* [Problem statement]:
Each entry below has to be written out again exactly.

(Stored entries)

+ + + + + + +

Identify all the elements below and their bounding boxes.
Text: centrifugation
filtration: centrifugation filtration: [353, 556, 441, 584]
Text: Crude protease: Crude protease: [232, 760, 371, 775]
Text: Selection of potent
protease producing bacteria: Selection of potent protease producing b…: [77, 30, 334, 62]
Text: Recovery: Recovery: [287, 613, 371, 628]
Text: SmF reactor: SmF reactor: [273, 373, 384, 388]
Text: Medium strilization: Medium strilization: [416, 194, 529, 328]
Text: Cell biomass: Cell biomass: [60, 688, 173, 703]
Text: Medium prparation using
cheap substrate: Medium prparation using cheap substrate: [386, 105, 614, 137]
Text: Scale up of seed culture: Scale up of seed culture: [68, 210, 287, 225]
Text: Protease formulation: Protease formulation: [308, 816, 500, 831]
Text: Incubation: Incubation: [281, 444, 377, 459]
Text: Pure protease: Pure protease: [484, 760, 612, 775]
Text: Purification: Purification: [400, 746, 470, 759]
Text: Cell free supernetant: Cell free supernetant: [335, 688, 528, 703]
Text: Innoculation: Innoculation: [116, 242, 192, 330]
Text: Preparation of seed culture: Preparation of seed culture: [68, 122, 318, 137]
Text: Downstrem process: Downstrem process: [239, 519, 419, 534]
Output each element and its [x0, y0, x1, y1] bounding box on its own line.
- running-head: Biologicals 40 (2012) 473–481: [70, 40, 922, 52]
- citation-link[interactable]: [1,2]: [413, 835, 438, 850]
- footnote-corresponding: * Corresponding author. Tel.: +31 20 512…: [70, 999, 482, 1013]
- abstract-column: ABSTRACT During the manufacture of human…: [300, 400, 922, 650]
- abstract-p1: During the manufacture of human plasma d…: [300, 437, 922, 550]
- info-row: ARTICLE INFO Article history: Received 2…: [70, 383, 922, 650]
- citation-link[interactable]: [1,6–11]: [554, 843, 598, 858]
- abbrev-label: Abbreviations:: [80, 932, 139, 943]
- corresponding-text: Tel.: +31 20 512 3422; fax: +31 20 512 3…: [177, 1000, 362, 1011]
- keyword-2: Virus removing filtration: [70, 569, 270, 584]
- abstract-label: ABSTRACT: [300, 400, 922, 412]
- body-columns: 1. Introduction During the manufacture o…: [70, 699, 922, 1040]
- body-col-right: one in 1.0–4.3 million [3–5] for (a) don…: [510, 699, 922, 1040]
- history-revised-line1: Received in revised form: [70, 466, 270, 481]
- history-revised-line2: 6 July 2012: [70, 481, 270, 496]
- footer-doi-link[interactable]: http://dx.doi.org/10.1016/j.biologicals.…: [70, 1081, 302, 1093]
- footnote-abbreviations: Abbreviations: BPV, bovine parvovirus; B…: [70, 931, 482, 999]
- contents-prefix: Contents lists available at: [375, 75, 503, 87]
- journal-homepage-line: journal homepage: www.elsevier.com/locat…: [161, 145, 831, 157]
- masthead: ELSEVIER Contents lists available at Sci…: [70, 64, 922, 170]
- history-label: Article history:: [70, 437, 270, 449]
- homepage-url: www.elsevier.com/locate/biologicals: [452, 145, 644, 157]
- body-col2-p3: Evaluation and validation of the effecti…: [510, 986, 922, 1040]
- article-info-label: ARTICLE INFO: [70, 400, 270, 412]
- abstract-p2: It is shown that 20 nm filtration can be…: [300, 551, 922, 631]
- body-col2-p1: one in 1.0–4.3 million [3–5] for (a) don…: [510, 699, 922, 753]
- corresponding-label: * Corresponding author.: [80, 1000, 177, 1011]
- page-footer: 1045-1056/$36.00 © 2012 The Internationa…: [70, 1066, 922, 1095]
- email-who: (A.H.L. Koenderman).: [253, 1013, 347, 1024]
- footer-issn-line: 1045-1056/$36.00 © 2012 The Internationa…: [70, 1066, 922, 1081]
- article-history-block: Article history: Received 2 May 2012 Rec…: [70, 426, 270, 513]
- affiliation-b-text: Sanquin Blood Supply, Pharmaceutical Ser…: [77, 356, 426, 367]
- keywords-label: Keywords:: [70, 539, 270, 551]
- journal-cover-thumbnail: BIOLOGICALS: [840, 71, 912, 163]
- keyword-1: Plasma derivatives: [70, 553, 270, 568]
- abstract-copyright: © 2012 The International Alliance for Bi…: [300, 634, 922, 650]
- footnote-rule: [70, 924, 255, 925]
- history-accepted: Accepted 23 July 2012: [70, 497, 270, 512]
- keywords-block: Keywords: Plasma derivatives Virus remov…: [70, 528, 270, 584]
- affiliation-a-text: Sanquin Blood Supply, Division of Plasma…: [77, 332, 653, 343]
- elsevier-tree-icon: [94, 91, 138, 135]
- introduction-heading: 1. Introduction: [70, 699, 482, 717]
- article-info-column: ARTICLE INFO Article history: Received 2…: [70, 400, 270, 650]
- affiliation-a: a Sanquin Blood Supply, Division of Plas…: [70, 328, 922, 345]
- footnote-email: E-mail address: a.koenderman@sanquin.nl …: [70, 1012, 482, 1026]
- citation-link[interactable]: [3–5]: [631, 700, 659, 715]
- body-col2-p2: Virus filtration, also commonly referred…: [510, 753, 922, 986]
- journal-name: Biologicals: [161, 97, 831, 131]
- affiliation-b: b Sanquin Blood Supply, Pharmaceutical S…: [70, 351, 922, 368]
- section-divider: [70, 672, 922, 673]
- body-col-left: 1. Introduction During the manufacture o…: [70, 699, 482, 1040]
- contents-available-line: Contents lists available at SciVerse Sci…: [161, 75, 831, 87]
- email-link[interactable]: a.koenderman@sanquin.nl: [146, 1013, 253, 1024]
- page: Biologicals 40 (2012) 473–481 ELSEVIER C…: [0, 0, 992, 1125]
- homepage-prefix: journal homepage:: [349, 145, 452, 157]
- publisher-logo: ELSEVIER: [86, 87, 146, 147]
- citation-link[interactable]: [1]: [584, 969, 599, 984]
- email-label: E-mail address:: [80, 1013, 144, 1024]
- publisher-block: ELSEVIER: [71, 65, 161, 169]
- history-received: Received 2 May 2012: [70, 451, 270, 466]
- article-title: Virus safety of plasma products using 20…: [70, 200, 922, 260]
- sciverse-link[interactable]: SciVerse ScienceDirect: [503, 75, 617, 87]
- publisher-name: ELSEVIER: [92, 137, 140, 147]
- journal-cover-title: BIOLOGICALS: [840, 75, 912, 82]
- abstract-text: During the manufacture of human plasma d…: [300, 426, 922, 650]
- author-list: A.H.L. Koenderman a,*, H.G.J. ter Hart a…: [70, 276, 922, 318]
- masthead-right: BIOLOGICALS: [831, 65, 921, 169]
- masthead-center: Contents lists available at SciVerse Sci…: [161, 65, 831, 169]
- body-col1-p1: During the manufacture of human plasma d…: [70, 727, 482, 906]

+ + + + + + +

* [Result for this exercise]:
Identify all the elements below and their bounding boxes.
Text: centrifugation
filtration: centrifugation filtration: [353, 556, 441, 584]
Text: Crude protease: Crude protease: [232, 760, 371, 775]
Text: Selection of potent
protease producing bacteria: Selection of potent protease producing b…: [77, 30, 334, 62]
Text: Recovery: Recovery: [287, 613, 371, 628]
Text: SmF reactor: SmF reactor: [273, 373, 384, 388]
Text: Medium strilization: Medium strilization: [416, 194, 529, 328]
Text: Cell biomass: Cell biomass: [60, 688, 173, 703]
Text: Medium prparation using
cheap substrate: Medium prparation using cheap substrate: [386, 105, 614, 137]
Text: Scale up of seed culture: Scale up of seed culture: [68, 210, 287, 225]
Text: Protease formulation: Protease formulation: [308, 816, 500, 831]
Text: Incubation: Incubation: [281, 444, 377, 459]
Text: Pure protease: Pure protease: [484, 760, 612, 775]
Text: Purification: Purification: [400, 746, 470, 759]
Text: Cell free supernetant: Cell free supernetant: [335, 688, 528, 703]
Text: Innoculation: Innoculation: [116, 242, 192, 330]
Text: Preparation of seed culture: Preparation of seed culture: [68, 122, 318, 137]
Text: Downstrem process: Downstrem process: [239, 519, 419, 534]
Output each element and its [x0, y0, x1, y1] bounding box on its own line.
- running-head: Biologicals 40 (2012) 473–481: [70, 40, 922, 52]
- citation-link[interactable]: [1,2]: [413, 835, 438, 850]
- footnote-corresponding: * Corresponding author. Tel.: +31 20 512…: [70, 999, 482, 1013]
- abstract-column: ABSTRACT During the manufacture of human…: [300, 400, 922, 650]
- abstract-p1: During the manufacture of human plasma d…: [300, 437, 922, 550]
- info-row: ARTICLE INFO Article history: Received 2…: [70, 383, 922, 650]
- citation-link[interactable]: [1,6–11]: [554, 843, 598, 858]
- abbrev-label: Abbreviations:: [80, 932, 139, 943]
- corresponding-text: Tel.: +31 20 512 3422; fax: +31 20 512 3…: [177, 1000, 362, 1011]
- keyword-2: Virus removing filtration: [70, 569, 270, 584]
- abstract-label: ABSTRACT: [300, 400, 922, 412]
- body-columns: 1. Introduction During the manufacture o…: [70, 699, 922, 1040]
- body-col-right: one in 1.0–4.3 million [3–5] for (a) don…: [510, 699, 922, 1040]
- history-revised-line1: Received in revised form: [70, 466, 270, 481]
- history-revised-line2: 6 July 2012: [70, 481, 270, 496]
- footer-doi-link[interactable]: http://dx.doi.org/10.1016/j.biologicals.…: [70, 1081, 302, 1093]
- footnote-abbreviations: Abbreviations: BPV, bovine parvovirus; B…: [70, 931, 482, 999]
- contents-prefix: Contents lists available at: [375, 75, 503, 87]
- journal-homepage-line: journal homepage: www.elsevier.com/locat…: [161, 145, 831, 157]
- masthead: ELSEVIER Contents lists available at Sci…: [70, 64, 922, 170]
- history-label: Article history:: [70, 437, 270, 449]
- homepage-url: www.elsevier.com/locate/biologicals: [452, 145, 644, 157]
- body-col2-p3: Evaluation and validation of the effecti…: [510, 986, 922, 1040]
- article-info-label: ARTICLE INFO: [70, 400, 270, 412]
- abstract-p2: It is shown that 20 nm filtration can be…: [300, 551, 922, 631]
- body-col2-p1: one in 1.0–4.3 million [3–5] for (a) don…: [510, 699, 922, 753]
- corresponding-label: * Corresponding author.: [80, 1000, 177, 1011]
- page-footer: 1045-1056/$36.00 © 2012 The Internationa…: [70, 1066, 922, 1095]
- email-who: (A.H.L. Koenderman).: [253, 1013, 347, 1024]
- footer-issn-line: 1045-1056/$36.00 © 2012 The Internationa…: [70, 1066, 922, 1081]
- article-history-block: Article history: Received 2 May 2012 Rec…: [70, 426, 270, 513]
- affiliation-b-text: Sanquin Blood Supply, Pharmaceutical Ser…: [77, 356, 426, 367]
- keywords-label: Keywords:: [70, 539, 270, 551]
- journal-cover-thumbnail: BIOLOGICALS: [840, 71, 912, 163]
- keyword-1: Plasma derivatives: [70, 553, 270, 568]
- abstract-copyright: © 2012 The International Alliance for Bi…: [300, 634, 922, 650]
- footnote-rule: [70, 924, 255, 925]
- history-accepted: Accepted 23 July 2012: [70, 497, 270, 512]
- keywords-block: Keywords: Plasma derivatives Virus remov…: [70, 528, 270, 584]
- affiliation-a-text: Sanquin Blood Supply, Division of Plasma…: [77, 332, 653, 343]
- elsevier-tree-icon: [94, 91, 138, 135]
- introduction-heading: 1. Introduction: [70, 699, 482, 717]
- article-info-column: ARTICLE INFO Article history: Received 2…: [70, 400, 270, 650]
- affiliation-a: a Sanquin Blood Supply, Division of Plas…: [70, 328, 922, 345]
- footnote-email: E-mail address: a.koenderman@sanquin.nl …: [70, 1012, 482, 1026]
- citation-link[interactable]: [3–5]: [631, 700, 659, 715]
- body-col2-p2: Virus filtration, also commonly referred…: [510, 753, 922, 986]
- journal-name: Biologicals: [161, 97, 831, 131]
- affiliation-b: b Sanquin Blood Supply, Pharmaceutical S…: [70, 351, 922, 368]
- section-divider: [70, 672, 922, 673]
- body-col-left: 1. Introduction During the manufacture o…: [70, 699, 482, 1040]
- contents-available-line: Contents lists available at SciVerse Sci…: [161, 75, 831, 87]
- email-link[interactable]: a.koenderman@sanquin.nl: [146, 1013, 253, 1024]
- page: Biologicals 40 (2012) 473–481 ELSEVIER C…: [0, 0, 992, 1125]
- homepage-prefix: journal homepage:: [349, 145, 452, 157]
- publisher-logo: ELSEVIER: [86, 87, 146, 147]
- citation-link[interactable]: [1]: [584, 969, 599, 984]
- email-label: E-mail address:: [80, 1013, 144, 1024]
- publisher-block: ELSEVIER: [71, 65, 161, 169]
- history-received: Received 2 May 2012: [70, 451, 270, 466]
- article-title: Virus safety of plasma products using 20…: [70, 200, 922, 260]
- sciverse-link[interactable]: SciVerse ScienceDirect: [503, 75, 617, 87]
- publisher-name: ELSEVIER: [92, 137, 140, 147]
- journal-cover-title: BIOLOGICALS: [840, 75, 912, 82]
- abstract-text: During the manufacture of human plasma d…: [300, 426, 922, 650]
- author-list: A.H.L. Koenderman a,*, H.G.J. ter Hart a…: [70, 276, 922, 318]
- masthead-right: BIOLOGICALS: [831, 65, 921, 169]
- masthead-center: Contents lists available at SciVerse Sci…: [161, 65, 831, 169]
- body-col1-p1: During the manufacture of human plasma d…: [70, 727, 482, 906]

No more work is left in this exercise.